**STATED GOAL**
Copy each record exactly as it reads, leaving out any pictures it holds.

**EXCERPTED DATA**
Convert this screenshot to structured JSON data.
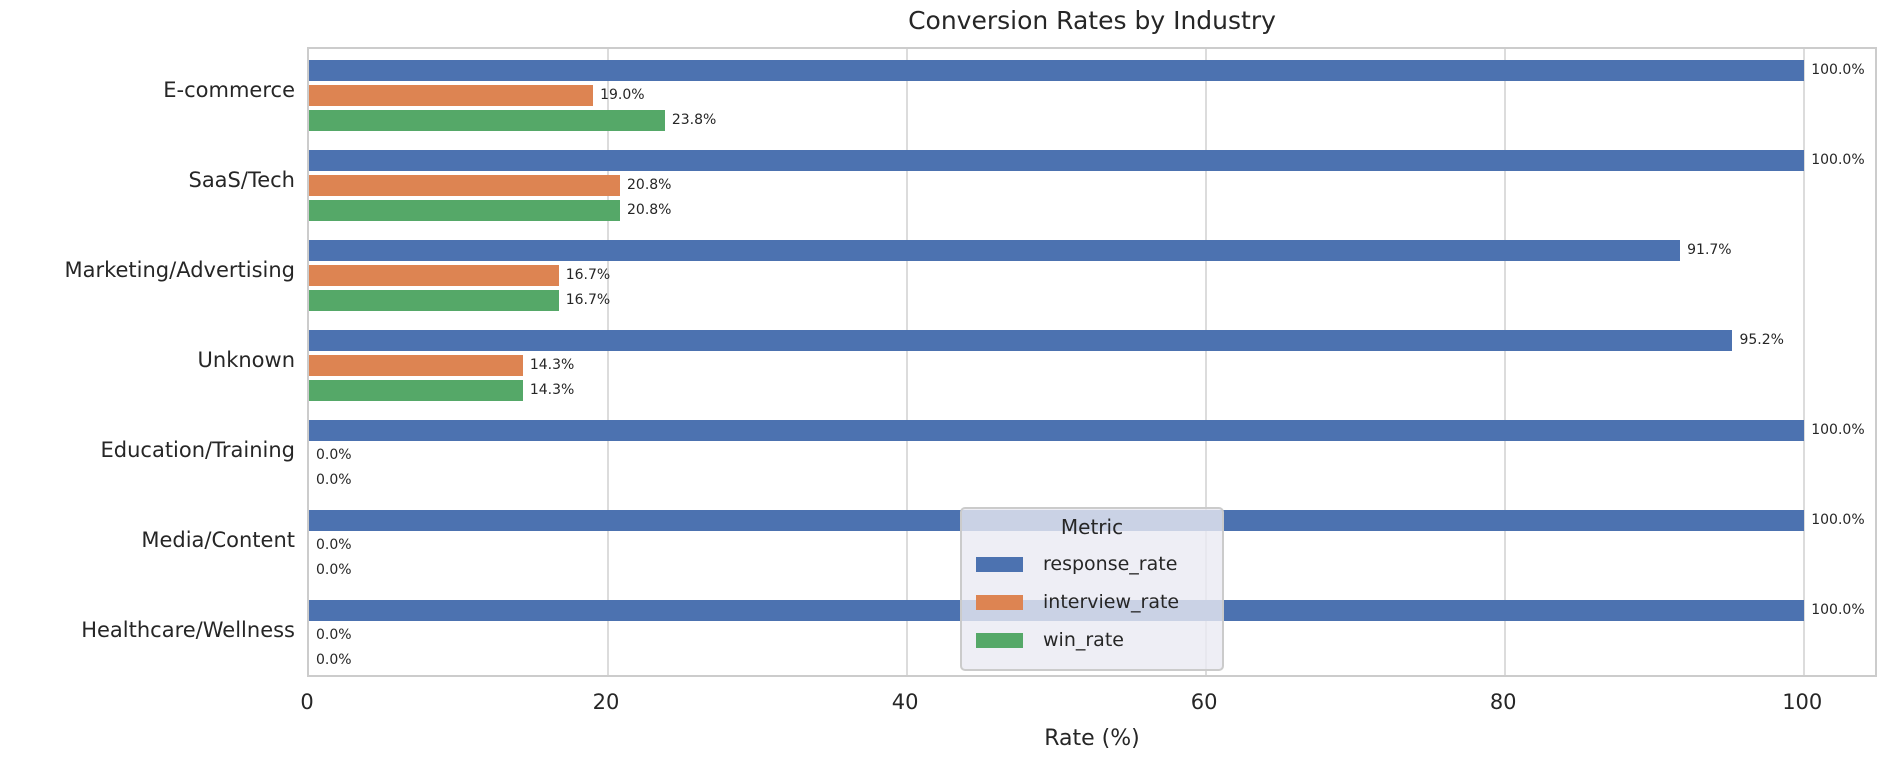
{
  "chart_data": {
    "type": "bar",
    "orientation": "horizontal",
    "title": "Conversion Rates by Industry",
    "xlabel": "Rate (%)",
    "ylabel": "",
    "xlim": [
      0,
      105
    ],
    "xticks": [
      0,
      20,
      40,
      60,
      80,
      100
    ],
    "grid": "vertical-gridlines",
    "legend": {
      "title": "Metric",
      "position": "lower-center"
    },
    "categories": [
      "E-commerce",
      "SaaS/Tech",
      "Marketing/Advertising",
      "Unknown",
      "Education/Training",
      "Media/Content",
      "Healthcare/Wellness"
    ],
    "series": [
      {
        "name": "response_rate",
        "color": "#4C72B0",
        "values": [
          100.0,
          100.0,
          91.7,
          95.2,
          100.0,
          100.0,
          100.0
        ],
        "labels": [
          "100.0%",
          "100.0%",
          "91.7%",
          "95.2%",
          "100.0%",
          "100.0%",
          "100.0%"
        ]
      },
      {
        "name": "interview_rate",
        "color": "#DD8452",
        "values": [
          19.0,
          20.8,
          16.7,
          14.3,
          0.0,
          0.0,
          0.0
        ],
        "labels": [
          "19.0%",
          "20.8%",
          "16.7%",
          "14.3%",
          "0.0%",
          "0.0%",
          "0.0%"
        ]
      },
      {
        "name": "win_rate",
        "color": "#55A868",
        "values": [
          23.8,
          20.8,
          16.7,
          14.3,
          0.0,
          0.0,
          0.0
        ],
        "labels": [
          "23.8%",
          "20.8%",
          "16.7%",
          "14.3%",
          "0.0%",
          "0.0%",
          "0.0%"
        ]
      }
    ]
  }
}
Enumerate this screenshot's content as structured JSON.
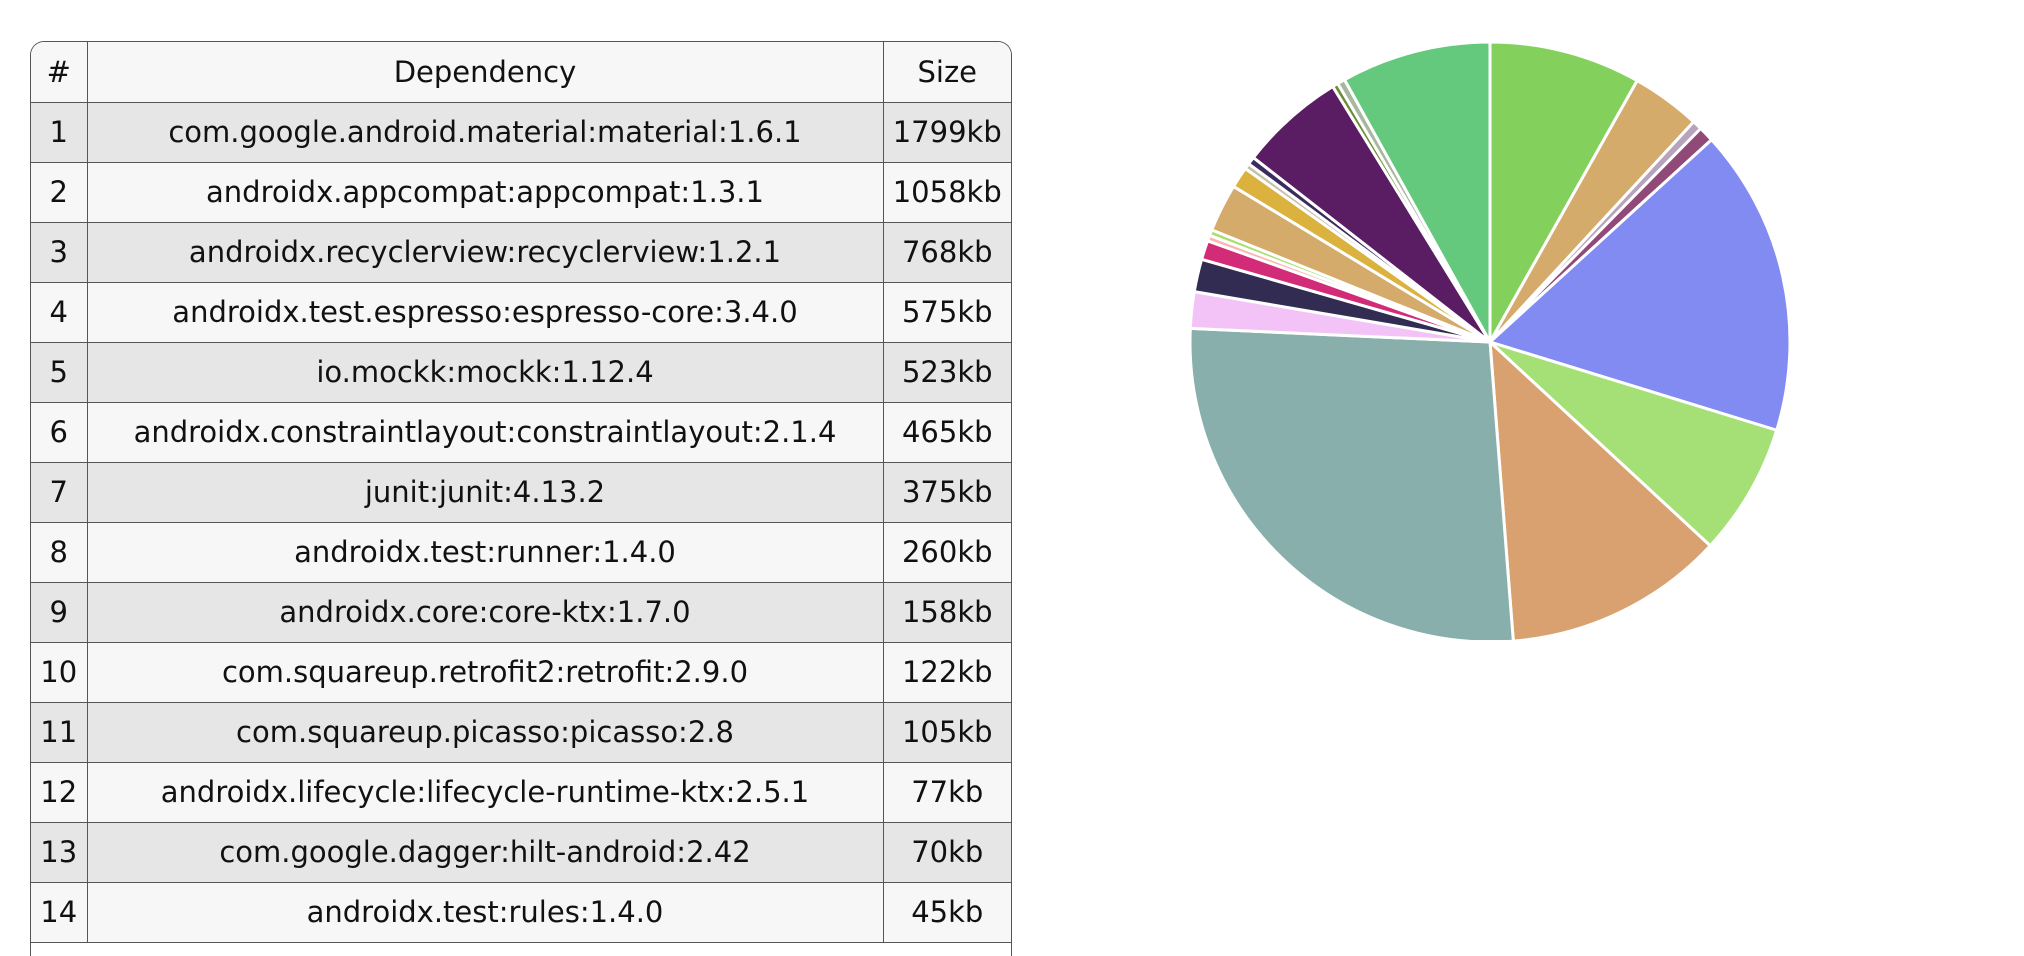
{
  "table": {
    "headers": [
      "#",
      "Dependency",
      "Size"
    ],
    "rows": [
      {
        "num": "1",
        "dependency": "com.google.android.material:material:1.6.1",
        "size": "1799kb"
      },
      {
        "num": "2",
        "dependency": "androidx.appcompat:appcompat:1.3.1",
        "size": "1058kb"
      },
      {
        "num": "3",
        "dependency": "androidx.recyclerview:recyclerview:1.2.1",
        "size": "768kb"
      },
      {
        "num": "4",
        "dependency": "androidx.test.espresso:espresso-core:3.4.0",
        "size": "575kb"
      },
      {
        "num": "5",
        "dependency": "io.mockk:mockk:1.12.4",
        "size": "523kb"
      },
      {
        "num": "6",
        "dependency": "androidx.constraintlayout:constraintlayout:2.1.4",
        "size": "465kb"
      },
      {
        "num": "7",
        "dependency": "junit:junit:4.13.2",
        "size": "375kb"
      },
      {
        "num": "8",
        "dependency": "androidx.test:runner:1.4.0",
        "size": "260kb"
      },
      {
        "num": "9",
        "dependency": "androidx.core:core-ktx:1.7.0",
        "size": "158kb"
      },
      {
        "num": "10",
        "dependency": "com.squareup.retrofit2:retrofit:2.9.0",
        "size": "122kb"
      },
      {
        "num": "11",
        "dependency": "com.squareup.picasso:picasso:2.8",
        "size": "105kb"
      },
      {
        "num": "12",
        "dependency": "androidx.lifecycle:lifecycle-runtime-ktx:2.5.1",
        "size": "77kb"
      },
      {
        "num": "13",
        "dependency": "com.google.dagger:hilt-android:2.42",
        "size": "70kb"
      },
      {
        "num": "14",
        "dependency": "androidx.test:rules:1.4.0",
        "size": "45kb"
      }
    ]
  },
  "chart_data": {
    "type": "pie",
    "title": "",
    "legend": "none",
    "start_angle_deg": -90,
    "direction": "clockwise",
    "slices": [
      {
        "value": 7.9,
        "color": "#84d05c"
      },
      {
        "value": 3.6,
        "color": "#d5ab6b"
      },
      {
        "value": 0.5,
        "color": "#b7a3bc"
      },
      {
        "value": 0.8,
        "color": "#914a78"
      },
      {
        "value": 16.0,
        "color": "#828bf2"
      },
      {
        "value": 6.9,
        "color": "#a5e077"
      },
      {
        "value": 11.5,
        "color": "#d9a16f"
      },
      {
        "value": 26.1,
        "color": "#88afac"
      },
      {
        "value": 1.9,
        "color": "#f3c3f8"
      },
      {
        "value": 1.7,
        "color": "#332c52"
      },
      {
        "value": 1.0,
        "color": "#d22c78"
      },
      {
        "value": 0.3,
        "color": "#ffb3b3"
      },
      {
        "value": 0.3,
        "color": "#a8e070"
      },
      {
        "value": 2.5,
        "color": "#d5ab6b"
      },
      {
        "value": 1.1,
        "color": "#dbb23d"
      },
      {
        "value": 0.3,
        "color": "#c7c1ac"
      },
      {
        "value": 0.4,
        "color": "#3a2c5e"
      },
      {
        "value": 5.5,
        "color": "#5a1c63"
      },
      {
        "value": 0.3,
        "color": "#6e8c34"
      },
      {
        "value": 0.4,
        "color": "#a7b7a0"
      },
      {
        "value": 7.8,
        "color": "#64c97d"
      }
    ]
  }
}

**ANSWER IN FULL**
Convert this screenshot to structured JSON data.
{
  "chart_data": {
    "type": "bar",
    "orientation": "horizontal",
    "title": "Conversion Rates by Industry",
    "xlabel": "Rate (%)",
    "ylabel": "",
    "xlim": [
      0,
      105
    ],
    "xticks": [
      0,
      20,
      40,
      60,
      80,
      100
    ],
    "grid": "vertical-gridlines",
    "legend": {
      "title": "Metric",
      "position": "lower-center"
    },
    "categories": [
      "E-commerce",
      "SaaS/Tech",
      "Marketing/Advertising",
      "Unknown",
      "Education/Training",
      "Media/Content",
      "Healthcare/Wellness"
    ],
    "series": [
      {
        "name": "response_rate",
        "color": "#4C72B0",
        "values": [
          100.0,
          100.0,
          91.7,
          95.2,
          100.0,
          100.0,
          100.0
        ],
        "labels": [
          "100.0%",
          "100.0%",
          "91.7%",
          "95.2%",
          "100.0%",
          "100.0%",
          "100.0%"
        ]
      },
      {
        "name": "interview_rate",
        "color": "#DD8452",
        "values": [
          19.0,
          20.8,
          16.7,
          14.3,
          0.0,
          0.0,
          0.0
        ],
        "labels": [
          "19.0%",
          "20.8%",
          "16.7%",
          "14.3%",
          "0.0%",
          "0.0%",
          "0.0%"
        ]
      },
      {
        "name": "win_rate",
        "color": "#55A868",
        "values": [
          23.8,
          20.8,
          16.7,
          14.3,
          0.0,
          0.0,
          0.0
        ],
        "labels": [
          "23.8%",
          "20.8%",
          "16.7%",
          "14.3%",
          "0.0%",
          "0.0%",
          "0.0%"
        ]
      }
    ]
  }
}
Enumerate this screenshot's content as structured JSON.
{
  "table": {
    "headers": [
      "#",
      "Dependency",
      "Size"
    ],
    "rows": [
      {
        "num": "1",
        "dependency": "com.google.android.material:material:1.6.1",
        "size": "1799kb"
      },
      {
        "num": "2",
        "dependency": "androidx.appcompat:appcompat:1.3.1",
        "size": "1058kb"
      },
      {
        "num": "3",
        "dependency": "androidx.recyclerview:recyclerview:1.2.1",
        "size": "768kb"
      },
      {
        "num": "4",
        "dependency": "androidx.test.espresso:espresso-core:3.4.0",
        "size": "575kb"
      },
      {
        "num": "5",
        "dependency": "io.mockk:mockk:1.12.4",
        "size": "523kb"
      },
      {
        "num": "6",
        "dependency": "androidx.constraintlayout:constraintlayout:2.1.4",
        "size": "465kb"
      },
      {
        "num": "7",
        "dependency": "junit:junit:4.13.2",
        "size": "375kb"
      },
      {
        "num": "8",
        "dependency": "androidx.test:runner:1.4.0",
        "size": "260kb"
      },
      {
        "num": "9",
        "dependency": "androidx.core:core-ktx:1.7.0",
        "size": "158kb"
      },
      {
        "num": "10",
        "dependency": "com.squareup.retrofit2:retrofit:2.9.0",
        "size": "122kb"
      },
      {
        "num": "11",
        "dependency": "com.squareup.picasso:picasso:2.8",
        "size": "105kb"
      },
      {
        "num": "12",
        "dependency": "androidx.lifecycle:lifecycle-runtime-ktx:2.5.1",
        "size": "77kb"
      },
      {
        "num": "13",
        "dependency": "com.google.dagger:hilt-android:2.42",
        "size": "70kb"
      },
      {
        "num": "14",
        "dependency": "androidx.test:rules:1.4.0",
        "size": "45kb"
      }
    ]
  },
  "chart_data": {
    "type": "pie",
    "title": "",
    "legend": "none",
    "start_angle_deg": -90,
    "direction": "clockwise",
    "slices": [
      {
        "value": 7.9,
        "color": "#84d05c"
      },
      {
        "value": 3.6,
        "color": "#d5ab6b"
      },
      {
        "value": 0.5,
        "color": "#b7a3bc"
      },
      {
        "value": 0.8,
        "color": "#914a78"
      },
      {
        "value": 16.0,
        "color": "#828bf2"
      },
      {
        "value": 6.9,
        "color": "#a5e077"
      },
      {
        "value": 11.5,
        "color": "#d9a16f"
      },
      {
        "value": 26.1,
        "color": "#88afac"
      },
      {
        "value": 1.9,
        "color": "#f3c3f8"
      },
      {
        "value": 1.7,
        "color": "#332c52"
      },
      {
        "value": 1.0,
        "color": "#d22c78"
      },
      {
        "value": 0.3,
        "color": "#ffb3b3"
      },
      {
        "value": 0.3,
        "color": "#a8e070"
      },
      {
        "value": 2.5,
        "color": "#d5ab6b"
      },
      {
        "value": 1.1,
        "color": "#dbb23d"
      },
      {
        "value": 0.3,
        "color": "#c7c1ac"
      },
      {
        "value": 0.4,
        "color": "#3a2c5e"
      },
      {
        "value": 5.5,
        "color": "#5a1c63"
      },
      {
        "value": 0.3,
        "color": "#6e8c34"
      },
      {
        "value": 0.4,
        "color": "#a7b7a0"
      },
      {
        "value": 7.8,
        "color": "#64c97d"
      }
    ]
  }
}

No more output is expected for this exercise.